Written instruction =>
Pull every line that holds the word "lěng" from the entries.

Exercise input =>
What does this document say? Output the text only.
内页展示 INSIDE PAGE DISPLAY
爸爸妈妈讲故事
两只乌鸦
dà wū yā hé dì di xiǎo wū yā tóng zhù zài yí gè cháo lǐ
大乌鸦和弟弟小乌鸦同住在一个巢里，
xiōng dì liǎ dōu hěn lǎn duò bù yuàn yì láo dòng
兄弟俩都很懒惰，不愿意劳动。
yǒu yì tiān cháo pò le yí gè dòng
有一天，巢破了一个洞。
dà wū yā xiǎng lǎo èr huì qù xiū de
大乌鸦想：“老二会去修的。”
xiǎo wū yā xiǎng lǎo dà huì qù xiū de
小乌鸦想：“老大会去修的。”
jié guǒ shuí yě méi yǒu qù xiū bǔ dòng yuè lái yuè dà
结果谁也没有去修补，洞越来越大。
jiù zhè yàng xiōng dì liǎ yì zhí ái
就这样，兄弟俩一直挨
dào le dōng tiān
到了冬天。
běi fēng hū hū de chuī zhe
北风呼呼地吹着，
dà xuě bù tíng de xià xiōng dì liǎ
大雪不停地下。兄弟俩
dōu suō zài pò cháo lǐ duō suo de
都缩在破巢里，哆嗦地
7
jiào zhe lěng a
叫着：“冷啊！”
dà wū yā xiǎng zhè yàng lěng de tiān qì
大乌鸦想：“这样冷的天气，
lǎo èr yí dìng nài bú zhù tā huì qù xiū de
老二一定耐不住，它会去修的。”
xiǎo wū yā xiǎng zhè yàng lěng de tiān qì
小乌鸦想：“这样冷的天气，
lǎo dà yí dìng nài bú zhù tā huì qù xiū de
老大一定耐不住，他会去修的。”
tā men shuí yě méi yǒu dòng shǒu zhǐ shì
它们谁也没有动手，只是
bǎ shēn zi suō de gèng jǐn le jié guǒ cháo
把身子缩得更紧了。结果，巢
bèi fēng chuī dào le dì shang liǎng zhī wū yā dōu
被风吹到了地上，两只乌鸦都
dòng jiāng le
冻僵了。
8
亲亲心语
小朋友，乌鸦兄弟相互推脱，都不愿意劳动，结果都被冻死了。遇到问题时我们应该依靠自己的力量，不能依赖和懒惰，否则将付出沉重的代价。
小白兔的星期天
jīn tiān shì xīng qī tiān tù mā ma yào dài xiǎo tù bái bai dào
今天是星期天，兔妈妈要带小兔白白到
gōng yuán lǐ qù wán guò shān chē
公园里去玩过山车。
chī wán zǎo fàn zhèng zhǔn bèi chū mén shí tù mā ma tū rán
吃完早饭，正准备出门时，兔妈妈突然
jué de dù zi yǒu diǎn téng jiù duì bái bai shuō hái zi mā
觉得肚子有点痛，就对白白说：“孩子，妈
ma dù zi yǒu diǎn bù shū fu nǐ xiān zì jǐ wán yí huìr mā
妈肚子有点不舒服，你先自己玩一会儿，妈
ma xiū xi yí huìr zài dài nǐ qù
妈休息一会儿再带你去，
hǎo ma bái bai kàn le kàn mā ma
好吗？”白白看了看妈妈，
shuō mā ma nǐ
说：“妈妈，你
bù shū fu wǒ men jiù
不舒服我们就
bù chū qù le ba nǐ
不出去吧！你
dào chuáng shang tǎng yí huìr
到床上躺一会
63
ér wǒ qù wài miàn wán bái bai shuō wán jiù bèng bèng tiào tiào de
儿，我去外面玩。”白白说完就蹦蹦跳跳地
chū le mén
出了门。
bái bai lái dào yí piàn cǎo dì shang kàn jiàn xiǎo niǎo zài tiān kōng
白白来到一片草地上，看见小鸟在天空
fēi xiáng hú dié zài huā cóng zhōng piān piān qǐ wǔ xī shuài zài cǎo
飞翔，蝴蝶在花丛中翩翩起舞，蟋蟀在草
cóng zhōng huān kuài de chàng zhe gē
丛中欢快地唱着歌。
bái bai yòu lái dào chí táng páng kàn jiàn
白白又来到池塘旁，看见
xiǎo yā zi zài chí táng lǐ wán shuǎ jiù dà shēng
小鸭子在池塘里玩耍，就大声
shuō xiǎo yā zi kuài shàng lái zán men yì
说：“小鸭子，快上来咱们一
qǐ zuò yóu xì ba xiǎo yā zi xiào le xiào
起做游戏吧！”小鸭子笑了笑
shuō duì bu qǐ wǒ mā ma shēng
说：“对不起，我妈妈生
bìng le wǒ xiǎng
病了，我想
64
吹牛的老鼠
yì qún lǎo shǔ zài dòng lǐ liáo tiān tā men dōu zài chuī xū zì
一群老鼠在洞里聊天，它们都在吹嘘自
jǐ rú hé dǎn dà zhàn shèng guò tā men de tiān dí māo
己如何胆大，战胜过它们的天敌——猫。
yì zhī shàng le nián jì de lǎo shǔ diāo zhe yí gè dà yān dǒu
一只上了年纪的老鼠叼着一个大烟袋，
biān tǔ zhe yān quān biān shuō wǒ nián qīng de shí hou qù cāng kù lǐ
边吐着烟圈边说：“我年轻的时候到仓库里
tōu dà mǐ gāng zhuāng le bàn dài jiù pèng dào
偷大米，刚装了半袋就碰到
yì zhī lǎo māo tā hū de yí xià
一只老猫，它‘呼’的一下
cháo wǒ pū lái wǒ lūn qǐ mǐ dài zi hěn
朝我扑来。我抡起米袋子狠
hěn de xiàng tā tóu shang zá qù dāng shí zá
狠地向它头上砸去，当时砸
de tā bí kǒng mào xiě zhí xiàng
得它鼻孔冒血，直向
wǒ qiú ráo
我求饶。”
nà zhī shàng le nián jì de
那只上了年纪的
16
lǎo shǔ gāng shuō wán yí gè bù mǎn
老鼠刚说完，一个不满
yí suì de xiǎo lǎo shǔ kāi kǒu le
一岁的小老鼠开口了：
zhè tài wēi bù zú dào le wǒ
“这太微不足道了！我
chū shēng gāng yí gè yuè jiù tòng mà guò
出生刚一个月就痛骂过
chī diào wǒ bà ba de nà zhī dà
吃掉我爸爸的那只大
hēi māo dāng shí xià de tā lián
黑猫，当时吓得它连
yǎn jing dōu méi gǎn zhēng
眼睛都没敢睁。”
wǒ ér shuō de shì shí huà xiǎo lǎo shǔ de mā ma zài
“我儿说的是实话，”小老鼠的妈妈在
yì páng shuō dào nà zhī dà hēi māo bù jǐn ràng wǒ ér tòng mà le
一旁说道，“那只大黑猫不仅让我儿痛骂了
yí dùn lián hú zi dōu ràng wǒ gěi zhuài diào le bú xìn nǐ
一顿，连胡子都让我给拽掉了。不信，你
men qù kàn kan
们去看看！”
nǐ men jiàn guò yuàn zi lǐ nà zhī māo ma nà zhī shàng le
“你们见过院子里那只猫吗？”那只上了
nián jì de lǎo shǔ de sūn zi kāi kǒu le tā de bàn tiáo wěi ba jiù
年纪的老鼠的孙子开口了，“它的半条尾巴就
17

The reply =>
jiào zhe lěng a
dà wū yā xiǎng zhè yàng lěng de tiān qì
xiǎo wū yā xiǎng zhè yàng lěng de tiān qì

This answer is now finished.